» **Stated task**
Reproduce each of the following lines verbatim, keeping every character, number and bracket unchanged.

• • • • • • •

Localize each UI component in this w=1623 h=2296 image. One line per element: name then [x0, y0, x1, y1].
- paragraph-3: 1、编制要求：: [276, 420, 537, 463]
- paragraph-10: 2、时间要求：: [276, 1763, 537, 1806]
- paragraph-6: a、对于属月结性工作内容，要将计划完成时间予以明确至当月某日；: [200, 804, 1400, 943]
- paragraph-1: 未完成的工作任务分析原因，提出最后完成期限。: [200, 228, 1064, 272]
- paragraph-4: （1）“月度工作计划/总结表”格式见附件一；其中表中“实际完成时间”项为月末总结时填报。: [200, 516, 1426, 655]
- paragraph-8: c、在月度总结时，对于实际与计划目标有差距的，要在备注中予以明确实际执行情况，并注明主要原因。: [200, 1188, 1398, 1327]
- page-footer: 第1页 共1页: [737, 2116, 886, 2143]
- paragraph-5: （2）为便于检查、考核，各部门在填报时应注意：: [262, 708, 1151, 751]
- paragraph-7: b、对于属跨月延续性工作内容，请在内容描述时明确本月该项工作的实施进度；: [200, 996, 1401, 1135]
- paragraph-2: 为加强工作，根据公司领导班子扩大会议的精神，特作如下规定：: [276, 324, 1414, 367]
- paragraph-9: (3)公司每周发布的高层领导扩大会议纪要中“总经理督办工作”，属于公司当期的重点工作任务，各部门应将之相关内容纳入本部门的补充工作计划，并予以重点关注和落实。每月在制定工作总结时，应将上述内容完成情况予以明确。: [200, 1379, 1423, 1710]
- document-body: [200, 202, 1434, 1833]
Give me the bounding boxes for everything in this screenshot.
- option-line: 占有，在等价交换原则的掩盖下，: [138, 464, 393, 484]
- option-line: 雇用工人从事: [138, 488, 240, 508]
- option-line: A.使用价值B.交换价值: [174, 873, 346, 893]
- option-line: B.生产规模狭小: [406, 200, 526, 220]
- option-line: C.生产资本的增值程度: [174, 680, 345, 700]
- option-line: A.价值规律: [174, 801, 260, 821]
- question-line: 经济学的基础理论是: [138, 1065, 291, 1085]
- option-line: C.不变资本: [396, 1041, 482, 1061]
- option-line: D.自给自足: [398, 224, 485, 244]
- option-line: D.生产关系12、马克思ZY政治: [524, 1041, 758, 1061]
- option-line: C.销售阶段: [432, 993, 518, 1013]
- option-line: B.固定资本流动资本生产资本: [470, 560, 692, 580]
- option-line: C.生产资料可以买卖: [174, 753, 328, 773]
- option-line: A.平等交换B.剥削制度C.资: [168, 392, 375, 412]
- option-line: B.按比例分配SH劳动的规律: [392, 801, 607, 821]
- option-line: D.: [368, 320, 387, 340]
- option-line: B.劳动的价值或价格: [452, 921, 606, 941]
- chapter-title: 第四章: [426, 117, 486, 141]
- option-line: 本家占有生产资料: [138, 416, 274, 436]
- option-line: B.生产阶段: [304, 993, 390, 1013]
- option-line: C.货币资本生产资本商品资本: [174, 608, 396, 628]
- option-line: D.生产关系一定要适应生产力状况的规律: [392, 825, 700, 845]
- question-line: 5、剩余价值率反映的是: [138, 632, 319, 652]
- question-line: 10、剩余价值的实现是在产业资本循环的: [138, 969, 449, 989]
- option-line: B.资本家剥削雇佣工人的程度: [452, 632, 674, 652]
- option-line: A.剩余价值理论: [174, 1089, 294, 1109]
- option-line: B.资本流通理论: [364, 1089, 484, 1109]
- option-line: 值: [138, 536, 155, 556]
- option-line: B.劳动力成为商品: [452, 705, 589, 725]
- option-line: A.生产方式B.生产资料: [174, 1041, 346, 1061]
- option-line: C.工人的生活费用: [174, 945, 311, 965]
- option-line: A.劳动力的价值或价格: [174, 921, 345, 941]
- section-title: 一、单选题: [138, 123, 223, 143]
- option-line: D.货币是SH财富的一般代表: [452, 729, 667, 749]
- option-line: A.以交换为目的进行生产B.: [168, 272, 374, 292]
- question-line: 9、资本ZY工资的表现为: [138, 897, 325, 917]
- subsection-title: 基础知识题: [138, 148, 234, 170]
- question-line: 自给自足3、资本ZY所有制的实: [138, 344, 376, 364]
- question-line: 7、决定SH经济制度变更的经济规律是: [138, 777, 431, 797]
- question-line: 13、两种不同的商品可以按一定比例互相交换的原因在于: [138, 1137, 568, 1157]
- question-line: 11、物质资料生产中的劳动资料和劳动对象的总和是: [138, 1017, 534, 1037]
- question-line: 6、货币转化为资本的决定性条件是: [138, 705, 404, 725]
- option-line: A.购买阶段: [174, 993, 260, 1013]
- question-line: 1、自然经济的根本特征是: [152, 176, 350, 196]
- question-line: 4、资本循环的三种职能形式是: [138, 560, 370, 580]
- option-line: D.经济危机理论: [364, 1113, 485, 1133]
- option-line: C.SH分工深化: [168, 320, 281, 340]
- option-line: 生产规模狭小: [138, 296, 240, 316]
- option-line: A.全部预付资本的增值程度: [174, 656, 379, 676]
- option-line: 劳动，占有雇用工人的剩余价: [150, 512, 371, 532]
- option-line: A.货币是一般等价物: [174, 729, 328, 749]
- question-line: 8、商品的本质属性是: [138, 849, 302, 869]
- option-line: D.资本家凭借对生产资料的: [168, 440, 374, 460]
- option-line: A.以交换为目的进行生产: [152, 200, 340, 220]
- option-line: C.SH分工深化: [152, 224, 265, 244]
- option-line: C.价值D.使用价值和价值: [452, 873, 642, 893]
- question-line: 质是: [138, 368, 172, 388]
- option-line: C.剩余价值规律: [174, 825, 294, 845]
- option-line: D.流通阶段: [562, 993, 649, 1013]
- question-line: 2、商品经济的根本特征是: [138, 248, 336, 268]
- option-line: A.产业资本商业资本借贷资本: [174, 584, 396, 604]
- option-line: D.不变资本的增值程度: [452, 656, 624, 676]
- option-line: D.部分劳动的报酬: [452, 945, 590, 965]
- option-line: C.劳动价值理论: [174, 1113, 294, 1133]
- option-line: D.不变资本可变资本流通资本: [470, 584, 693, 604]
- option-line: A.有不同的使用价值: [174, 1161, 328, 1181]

• • • • • • •

» **Reply to the exercise**
Localize each UI component in this w=1623 h=2296 image. One line per element: name then [x0, y0, x1, y1].
- paragraph-3: 1、编制要求：: [276, 420, 537, 463]
- paragraph-10: 2、时间要求：: [276, 1763, 537, 1806]
- paragraph-6: a、对于属月结性工作内容，要将计划完成时间予以明确至当月某日；: [200, 804, 1400, 943]
- paragraph-1: 未完成的工作任务分析原因，提出最后完成期限。: [200, 228, 1064, 272]
- paragraph-4: （1）“月度工作计划/总结表”格式见附件一；其中表中“实际完成时间”项为月末总结时填报。: [200, 516, 1426, 655]
- paragraph-8: c、在月度总结时，对于实际与计划目标有差距的，要在备注中予以明确实际执行情况，并注明主要原因。: [200, 1188, 1398, 1327]
- page-footer: 第1页 共1页: [737, 2116, 886, 2143]
- paragraph-5: （2）为便于检查、考核，各部门在填报时应注意：: [262, 708, 1151, 751]
- paragraph-7: b、对于属跨月延续性工作内容，请在内容描述时明确本月该项工作的实施进度；: [200, 996, 1401, 1135]
- paragraph-2: 为加强工作，根据公司领导班子扩大会议的精神，特作如下规定：: [276, 324, 1414, 367]
- paragraph-9: (3)公司每周发布的高层领导扩大会议纪要中“总经理督办工作”，属于公司当期的重点工作任务，各部门应将之相关内容纳入本部门的补充工作计划，并予以重点关注和落实。每月在制定工作总结时，应将上述内容完成情况予以明确。: [200, 1379, 1423, 1710]
- document-body: [200, 202, 1434, 1833]
Give me the bounding boxes for everything in this screenshot.
- option-line: 占有，在等价交换原则的掩盖下，: [138, 464, 393, 484]
- option-line: 雇用工人从事: [138, 488, 240, 508]
- option-line: A.使用价值B.交换价值: [174, 873, 346, 893]
- option-line: B.生产规模狭小: [406, 200, 526, 220]
- option-line: C.生产资本的增值程度: [174, 680, 345, 700]
- option-line: A.价值规律: [174, 801, 260, 821]
- question-line: 经济学的基础理论是: [138, 1065, 291, 1085]
- option-line: C.不变资本: [396, 1041, 482, 1061]
- option-line: D.自给自足: [398, 224, 485, 244]
- option-line: D.生产关系12、马克思ZY政治: [524, 1041, 758, 1061]
- option-line: C.销售阶段: [432, 993, 518, 1013]
- option-line: B.固定资本流动资本生产资本: [470, 560, 692, 580]
- option-line: C.生产资料可以买卖: [174, 753, 328, 773]
- option-line: A.平等交换B.剥削制度C.资: [168, 392, 375, 412]
- option-line: B.按比例分配SH劳动的规律: [392, 801, 607, 821]
- option-line: D.: [368, 320, 387, 340]
- option-line: B.劳动的价值或价格: [452, 921, 606, 941]
- chapter-title: 第四章: [426, 117, 486, 141]
- option-line: 本家占有生产资料: [138, 416, 274, 436]
- option-line: B.生产阶段: [304, 993, 390, 1013]
- option-line: C.货币资本生产资本商品资本: [174, 608, 396, 628]
- option-line: D.生产关系一定要适应生产力状况的规律: [392, 825, 700, 845]
- question-line: 5、剩余价值率反映的是: [138, 632, 319, 652]
- question-line: 10、剩余价值的实现是在产业资本循环的: [138, 969, 449, 989]
- option-line: B.资本家剥削雇佣工人的程度: [452, 632, 674, 652]
- option-line: A.剩余价值理论: [174, 1089, 294, 1109]
- option-line: B.资本流通理论: [364, 1089, 484, 1109]
- option-line: 值: [138, 536, 155, 556]
- option-line: B.劳动力成为商品: [452, 705, 589, 725]
- option-line: A.生产方式B.生产资料: [174, 1041, 346, 1061]
- option-line: C.工人的生活费用: [174, 945, 311, 965]
- option-line: A.劳动力的价值或价格: [174, 921, 345, 941]
- section-title: 一、单选题: [138, 123, 223, 143]
- option-line: D.货币是SH财富的一般代表: [452, 729, 667, 749]
- option-line: A.以交换为目的进行生产B.: [168, 272, 374, 292]
- question-line: 9、资本ZY工资的表现为: [138, 897, 325, 917]
- subsection-title: 基础知识题: [138, 148, 234, 170]
- question-line: 自给自足3、资本ZY所有制的实: [138, 344, 376, 364]
- question-line: 7、决定SH经济制度变更的经济规律是: [138, 777, 431, 797]
- question-line: 13、两种不同的商品可以按一定比例互相交换的原因在于: [138, 1137, 568, 1157]
- question-line: 11、物质资料生产中的劳动资料和劳动对象的总和是: [138, 1017, 534, 1037]
- question-line: 6、货币转化为资本的决定性条件是: [138, 705, 404, 725]
- option-line: A.购买阶段: [174, 993, 260, 1013]
- question-line: 1、自然经济的根本特征是: [152, 176, 350, 196]
- question-line: 4、资本循环的三种职能形式是: [138, 560, 370, 580]
- option-line: D.经济危机理论: [364, 1113, 485, 1133]
- option-line: C.SH分工深化: [168, 320, 281, 340]
- option-line: 生产规模狭小: [138, 296, 240, 316]
- option-line: A.全部预付资本的增值程度: [174, 656, 379, 676]
- option-line: 劳动，占有雇用工人的剩余价: [150, 512, 371, 532]
- option-line: A.货币是一般等价物: [174, 729, 328, 749]
- question-line: 8、商品的本质属性是: [138, 849, 302, 869]
- option-line: D.资本家凭借对生产资料的: [168, 440, 374, 460]
- option-line: A.以交换为目的进行生产: [152, 200, 340, 220]
- option-line: C.SH分工深化: [152, 224, 265, 244]
- option-line: C.价值D.使用价值和价值: [452, 873, 642, 893]
- question-line: 质是: [138, 368, 172, 388]
- option-line: C.剩余价值规律: [174, 825, 294, 845]
- option-line: D.流通阶段: [562, 993, 649, 1013]
- question-line: 2、商品经济的根本特征是: [138, 248, 336, 268]
- option-line: A.产业资本商业资本借贷资本: [174, 584, 396, 604]
- option-line: D.不变资本的增值程度: [452, 656, 624, 676]
- option-line: D.部分劳动的报酬: [452, 945, 590, 965]
- option-line: C.劳动价值理论: [174, 1113, 294, 1133]
- option-line: D.不变资本可变资本流通资本: [470, 584, 693, 604]
- option-line: A.有不同的使用价值: [174, 1161, 328, 1181]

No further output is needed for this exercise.